• Extrait du texte:
========================
Une réflexion étayée et un récit vivant du passé, du présent et de l'avenir de la République en France.

L'ouvrage de Patrick Weil, Le sens de la République, peut se lire comme une réponse aux débats actuels autour du vivre ensemble, dans le contexte de l'après janvier 2015. Historien, docteur en sciences politiques, directeur de recherches au CNRS, Patrick Weil se nourrit dans cet ouvrage de recherches empiriques et de sa pratique des politiques publiques, pour alimenter une réflexion loin des lieux communs et des faux débats qui occupent trop souvent l'arène médiatique.

Dans un jeu de questions-réponses avec le journaliste du Monde Nicolas Truong, l'auteur livre en filigrane une vision de la République classique, mais réinterprétée à l'aune d'enjeux contemporains, battant en brèche quelques idées reçues et pointant des pistes de travail au service de ce vivre ensemble sans cesse questionné.

De quoi la République est-elle le nom ?

Sans être exhaustif, voici quelques éléments du cheminement intellectuel de l'auteur afin de restituer l'essentiel de son propos. A la question sur les ressorts profonds de l'identité nationale républicaine qui lui est posée par N. Truong, P. Weil insiste sur quatre éléments fondateurs : la langue, qui unifie le peuple et donne à l'école son rôle intégrateur ; l'égalité, qui fonde le traitement de tous les citoyens selon des droits et devoirs identiques ; la laïcité, à la fois liberté de conscience, d'exercice des cultes et séparation des Eglises et de l’État ; enfin, la mémoire partagée de la Révolution Française, comme élément fondateur et structurant d'un héritage historique commun.

Ces quatre dimensions structurantes donnent à l'auteur l'occasion de détailler une analyse personnelle sur la laïcité à la française. Ancien membre de la Commission Stasi de 2003, il insiste sur les quatre espaces de vie où elle s'applique selon des règles différentes : l'espace privé (chez soi, liberté totale), l'espace sacré (celui du lieu de culte, là où les prescriptions religieuses s'appliquent), l'espace public (liberté en conformité avec loi) et l'espace républicain de l’État (où la neutralité s'applique aux agents publics). Il revient sur ses fondements au travers de rappels bienvenus sur la loi de 1905, comme sur son actualité récente. Cette partie de l'ouvrage lui donne l'occasion de réitérer sa proposition de faire du Kippour et de la fin du Ramadan un jour férié, au même titre que d'autres jours chômés de notre calendrier qui correspondent tous aujourd'hui à des fêtes religieuses chrétiennes.
========================
• Données fournies:
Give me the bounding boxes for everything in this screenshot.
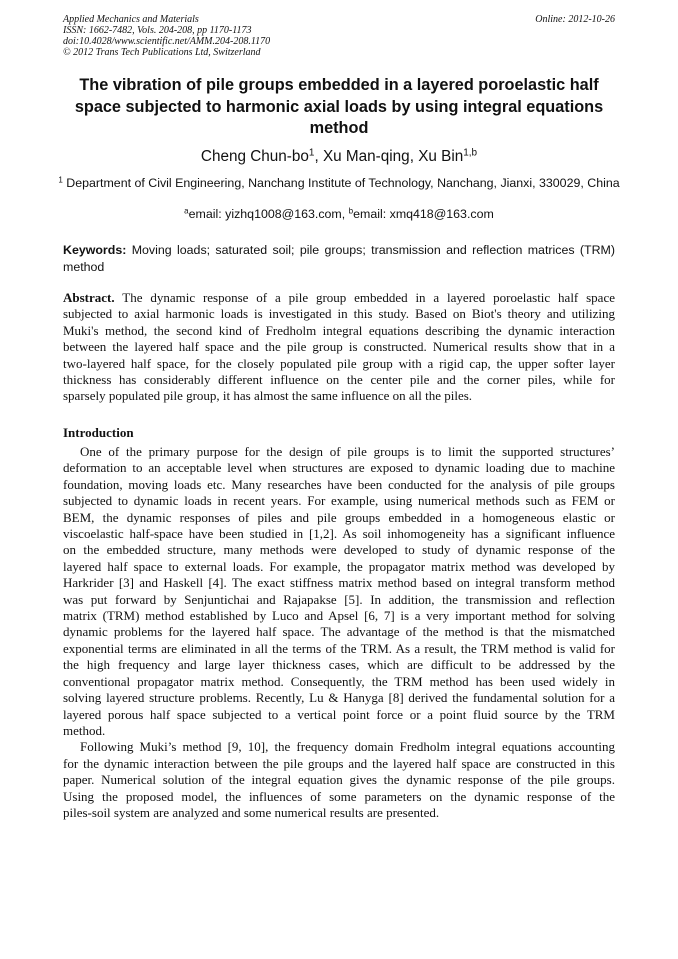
keywords-label: Keywords: bbox=[63, 243, 127, 257]
paragraph-line: method. bbox=[63, 722, 106, 738]
paragraph-line: One of the primary purpose for the design of pile groups is to limit the supported structures’ bbox=[80, 444, 615, 459]
paragraph-line: foundation, moving loads etc. Many researches have been conducted for the analysis of pile groups bbox=[63, 476, 615, 492]
abstract-line: subjected to axial harmonic loads is investigated in this study. Based on Biot's theory and utilizing bbox=[63, 306, 615, 322]
paragraph-line: Following Muki’s method [9, 10], the frequency domain Fredholm integral equations accounting bbox=[80, 739, 615, 755]
abstract-line: two-layered half space, for the closely populated pile group with a rigid cap, the upper softer layer bbox=[63, 355, 615, 371]
keywords-line: method bbox=[63, 259, 105, 274]
email-mark: b bbox=[348, 206, 354, 216]
paragraph-line: solving layered structure problems. Recently, Lu & Hanyga [8] derived the fundamental solution for a bbox=[63, 690, 615, 706]
author-separator: , bbox=[314, 148, 323, 165]
author-name: Cheng Chun-bo bbox=[200, 148, 309, 165]
paragraph-line: layered porous half space subjected to a vertical point force or a point fluid source by the TRM bbox=[63, 706, 615, 722]
author-affiliation-mark: 1 bbox=[308, 147, 315, 159]
abstract-text: The dynamic response of a pile group embedded in a layered poroelastic half space bbox=[114, 290, 615, 305]
paragraph-line: paper. Numerical solution of the integral equation gives the dynamic response of the pile groups. bbox=[63, 772, 615, 788]
doi-link[interactable]: doi:10.4028/www.scientific.net/AMM.204-208.1170 bbox=[63, 36, 271, 47]
online-date: Online: 2012-10-26 bbox=[535, 14, 615, 25]
author-separator: , bbox=[409, 148, 419, 165]
author-name: Xu Man-qing bbox=[322, 148, 410, 165]
paragraph-line: piles-soil system are analyzed and some numerical results are presented. bbox=[63, 804, 440, 820]
paragraph-line: Harkrider [3] and Haskell [4]. The exact stiffness matrix method based on integral transform method bbox=[63, 575, 615, 591]
paragraph-line: dynamic problems for the layered half space. The advantage of the method is that the mismatched bbox=[63, 624, 615, 640]
paragraph-line: the high frequency and large layer thickness cases, which are difficult to be addressed by the bbox=[63, 657, 615, 673]
introduction-body bbox=[63, 444, 615, 821]
paragraph-line: for the dynamic interaction between the pile groups and the layered half space are constructed in this bbox=[63, 755, 615, 771]
paragraph bbox=[63, 739, 615, 821]
email-b[interactable]: email: xmq418@163.com bbox=[353, 207, 494, 221]
paragraph-line: viscoelastic half-space have been studied in [1,2]. As soil inhomogeneity has a significant influence bbox=[63, 526, 615, 542]
email-mark: a bbox=[184, 206, 189, 216]
paragraph-line: subjected to dynamic loads in recent years. For example, using numerical methods such as FEM or bbox=[63, 493, 615, 509]
paragraph-line: conventional propagator matrix method. Consequently, the TRM method has been used widely in bbox=[63, 673, 615, 689]
publication-header bbox=[63, 14, 615, 58]
keywords bbox=[63, 242, 615, 275]
affiliation bbox=[55, 175, 623, 191]
affiliation-mark: 1 bbox=[58, 175, 63, 185]
affiliation-text: Department of Civil Engineering, Nanchang Institute of Technology, Nanchang, Jianxi, 330029, China bbox=[62, 176, 620, 190]
issn-info: ISSN: 1662-7482, Vols. 204-208, pp 1170-1173 bbox=[63, 25, 252, 36]
paragraph-line: BEM, the dynamic responses of piles and pile groups embedded in a homogeneous elastic or bbox=[63, 509, 615, 525]
keywords-text: Moving loads; saturated soil; pile groups; transmission and reflection matrices (TRM) bbox=[126, 243, 615, 257]
abstract-line bbox=[63, 290, 615, 306]
paragraph-line: Using the proposed model, the influences of some parameters on the dynamic response of the bbox=[63, 788, 615, 804]
paragraph-line: layered half space to external loads. For example, the propagator matrix method was developed by bbox=[63, 558, 615, 574]
author-emails bbox=[63, 207, 615, 221]
paragraph bbox=[63, 444, 615, 739]
copyright: © 2012 Trans Tech Publications Ltd, Switzerland bbox=[63, 47, 261, 58]
paragraph-line: deformation to an acceptable level when structures are exposed to dynamic loading due to machine bbox=[63, 460, 615, 476]
author-affiliation-mark: 1,b bbox=[463, 147, 478, 159]
author-name: Xu Bin bbox=[418, 148, 464, 165]
keywords-line bbox=[63, 242, 615, 259]
author-list bbox=[63, 148, 615, 166]
abstract-label: Abstract. bbox=[63, 290, 115, 305]
journal-name: Applied Mechanics and Materials bbox=[63, 14, 199, 25]
section-heading-introduction: Introduction bbox=[63, 425, 134, 440]
abstract-line: thickness has considerably different influence on the center pile and the corner piles, while for bbox=[63, 372, 615, 388]
abstract-line: between the layered half space and the pile group is constructed. Numerical results show that in a bbox=[63, 339, 615, 355]
abstract-line: Muki's method, the second kind of Fredholm integral equations describing the dynamic interaction bbox=[63, 322, 615, 338]
abstract-line: sparsely populated pile group, it has almost the same influence on all the piles. bbox=[63, 388, 473, 404]
paper-title: The vibration of pile groups embedded in a layered poroelastic half space subjected to harmonic axial loads by using integral equations method bbox=[74, 76, 604, 137]
paragraph-line: on the embedded structure, many methods were developed to study of dynamic response of the bbox=[63, 542, 615, 558]
paragraph-line: matrix (TRM) method established by Luco and Apsel [6, 7] is a very important method for solving bbox=[63, 608, 615, 624]
paragraph-line: exponential terms are eliminated in all the terms of the TRM. As a result, the TRM method is valid for bbox=[63, 640, 615, 656]
paragraph-line: was put forward by Senjuntichai and Rajapakse [5]. In addition, the transmission and reflection bbox=[63, 591, 615, 607]
abstract bbox=[63, 290, 615, 405]
email-a[interactable]: email: yizhq1008@163.com, bbox=[188, 207, 349, 221]
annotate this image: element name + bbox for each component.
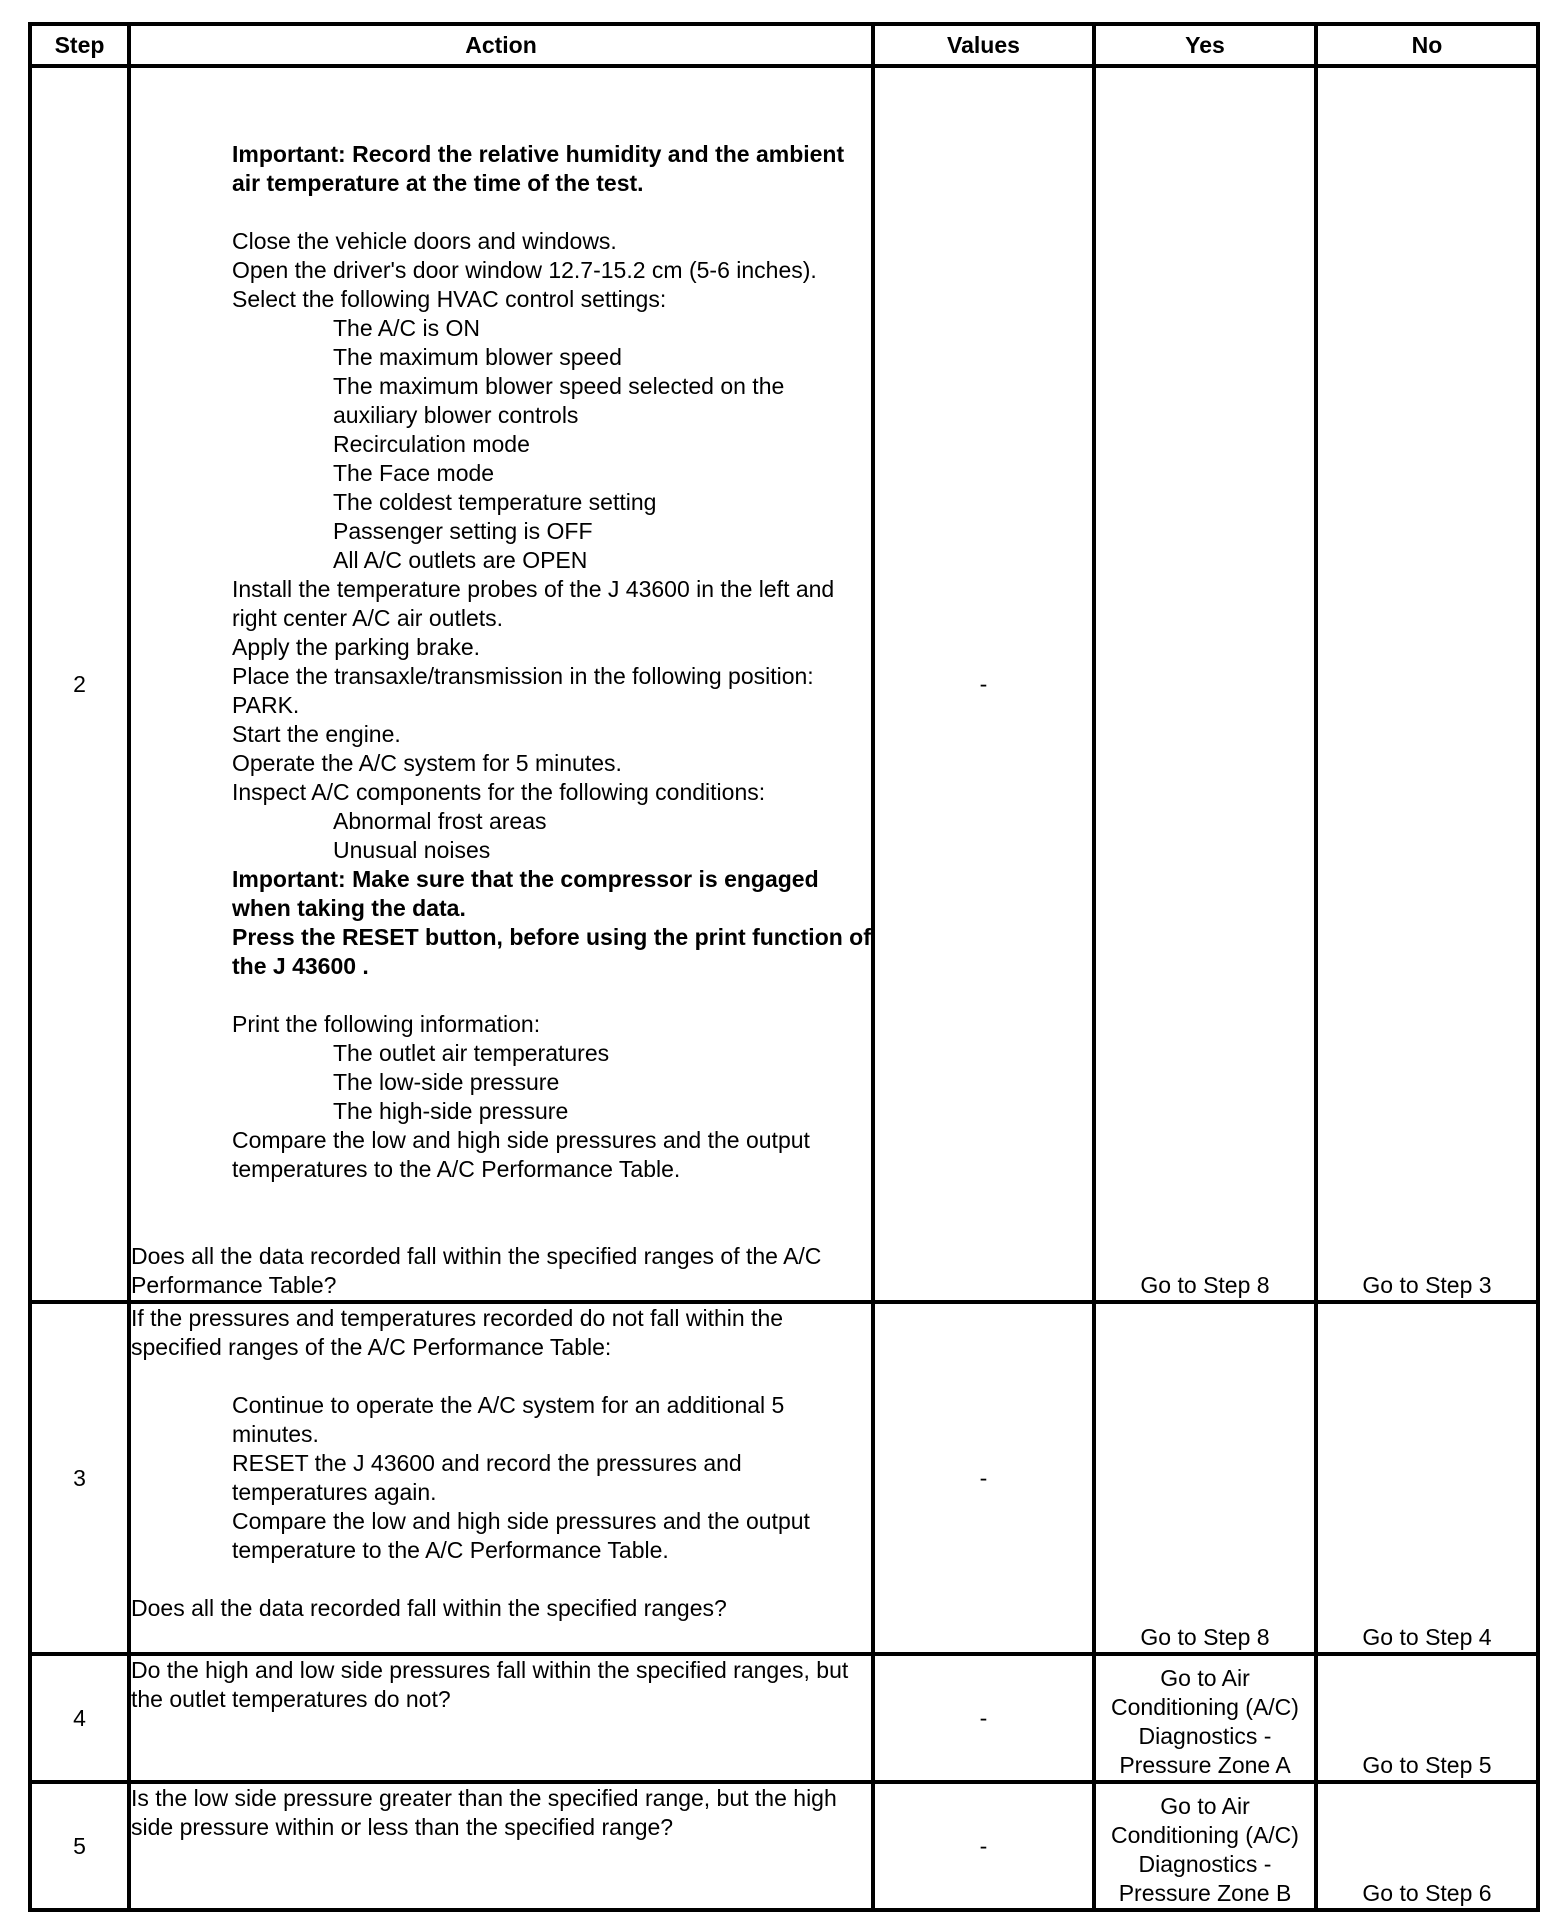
action-step: Place the transaxle/transmission in the following position: PARK. — [232, 663, 821, 718]
no-result: Go to Step 3 — [1316, 66, 1538, 1302]
table-row — [30, 66, 1538, 1302]
yes-result: Go to Air Conditioning (A/C) Diagnostics - Pressure Zone A — [1094, 1654, 1316, 1782]
action-step: Operate the A/C system for 5 minutes. — [232, 750, 622, 776]
step-number: 5 — [30, 1782, 129, 1910]
hvac-setting: The maximum blower speed selected on the auxiliary blower controls — [333, 373, 791, 428]
table-row — [30, 1302, 1538, 1654]
header-no: No — [1316, 24, 1538, 66]
action-step: RESET the J 43600 and record the pressures and temperatures again. — [232, 1450, 749, 1505]
yes-result: Go to Step 8 — [1094, 66, 1316, 1302]
action-step: Install the temperature probes of the J 43600 in the left and right center A/C air outlets. — [232, 576, 841, 631]
action-step: Inspect A/C components for the following conditions: — [232, 779, 766, 805]
action-cell — [129, 1782, 873, 1910]
header-values: Values — [873, 24, 1094, 66]
values-cell: - — [873, 1302, 1094, 1654]
yes-result: Go to Air Conditioning (A/C) Diagnostics - Pressure Zone B — [1094, 1782, 1316, 1910]
hvac-setting: The maximum blower speed — [333, 344, 622, 370]
step-number: 3 — [30, 1302, 129, 1654]
action-step: Compare the low and high side pressures and the output temperatures to the A/C Performance Table. — [232, 1127, 817, 1182]
step-question: Does all the data recorded fall within the specified ranges of the A/C Performance Table? — [131, 1243, 828, 1298]
important-note: Important: Record the relative humidity and the ambient air temperature at the time of the test. — [232, 141, 851, 196]
header-yes: Yes — [1094, 24, 1316, 66]
action-step: Open the driver's door window 12.7-15.2 cm (5-6 inches). — [232, 257, 817, 283]
step-question: Is the low side pressure greater than the specified range, but the high side pressure within or less than the specified range? — [131, 1785, 844, 1840]
no-result: Go to Step 4 — [1316, 1302, 1538, 1654]
action-step: Apply the parking brake. — [232, 634, 481, 660]
action-step: Close the vehicle doors and windows. — [232, 228, 617, 254]
no-result: Go to Step 5 — [1316, 1654, 1538, 1782]
print-item: The outlet air temperatures — [333, 1040, 610, 1066]
print-item: The low-side pressure — [333, 1069, 560, 1095]
hvac-setting: All A/C outlets are OPEN — [333, 547, 588, 573]
values-cell: - — [873, 1782, 1094, 1910]
hvac-setting: Passenger setting is OFF — [333, 518, 593, 544]
step-number: 2 — [30, 66, 129, 1302]
hvac-setting: The coldest temperature setting — [333, 489, 657, 515]
inspection-condition: Abnormal frost areas — [333, 808, 547, 834]
step-question: Does all the data recorded fall within the specified ranges? — [131, 1595, 727, 1621]
header-action: Action — [129, 24, 873, 66]
action-step: Select the following HVAC control settings: — [232, 286, 667, 312]
table-header-row — [30, 24, 1538, 66]
yes-result: Go to Step 8 — [1094, 1302, 1316, 1654]
action-step: Start the engine. — [232, 721, 401, 747]
step-question: Do the high and low side pressures fall within the specified ranges, but the outlet temperatures do not? — [131, 1657, 855, 1712]
document-page — [28, 22, 1536, 1912]
hvac-setting: Recirculation mode — [333, 431, 530, 457]
values-cell: - — [873, 66, 1094, 1302]
action-step: Compare the low and high side pressures and the output temperature to the A/C Performance Table. — [232, 1508, 817, 1563]
hvac-setting: The Face mode — [333, 460, 495, 486]
inspection-condition: Unusual noises — [333, 837, 491, 863]
print-item: The high-side pressure — [333, 1098, 569, 1124]
action-cell — [129, 66, 878, 1302]
table-row — [30, 1782, 1538, 1910]
action-step: Print the following information: — [232, 1011, 541, 1037]
action-cell — [129, 1302, 873, 1654]
values-cell: - — [873, 1654, 1094, 1782]
table-row — [30, 1654, 1538, 1782]
important-note: Important: Make sure that the compressor is engaged when taking the data. — [232, 866, 826, 921]
action-cell — [129, 1654, 873, 1782]
hvac-setting: The A/C is ON — [333, 315, 480, 341]
step-intro: If the pressures and temperatures recorded do not fall within the specified ranges of the A/C Performance Table: — [131, 1305, 790, 1360]
step-number: 4 — [30, 1654, 129, 1782]
action-step: Continue to operate the A/C system for an additional 5 minutes. — [232, 1392, 791, 1447]
no-result: Go to Step 6 — [1316, 1782, 1538, 1910]
important-note: Press the RESET button, before using the print function of the J 43600 . — [232, 924, 878, 979]
diagnostic-table — [28, 22, 1540, 1912]
header-step: Step — [30, 24, 129, 66]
========================
• Travail à réaliser: Redonnez, s'il vous plaît, le passage du compte rendu sur Le sens de la République compris entre « L'ouvrage de Patrick » et « sans cesse questionné. », ces deux bornes incluses.

• Tâche accomplie:
L'ouvrage de Patrick Weil, Le sens de la République, peut se lire comme une réponse aux débats actuels autour du vivre ensemble, dans le contexte de l'après janvier 2015. Historien, docteur en sciences politiques, directeur de recherches au CNRS, Patrick Weil se nourrit dans cet ouvrage de recherches empiriques et de sa pratique des politiques publiques, pour alimenter une réflexion loin des lieux communs et des faux débats qui occupent trop souvent l'arène médiatique.

Dans un jeu de questions-réponses avec le journaliste du Monde Nicolas Truong, l'auteur livre en filigrane une vision de la République classique, mais réinterprétée à l'aune d'enjeux contemporains, battant en brèche quelques idées reçues et pointant des pistes de travail au service de ce vivre ensemble sans cesse questionné.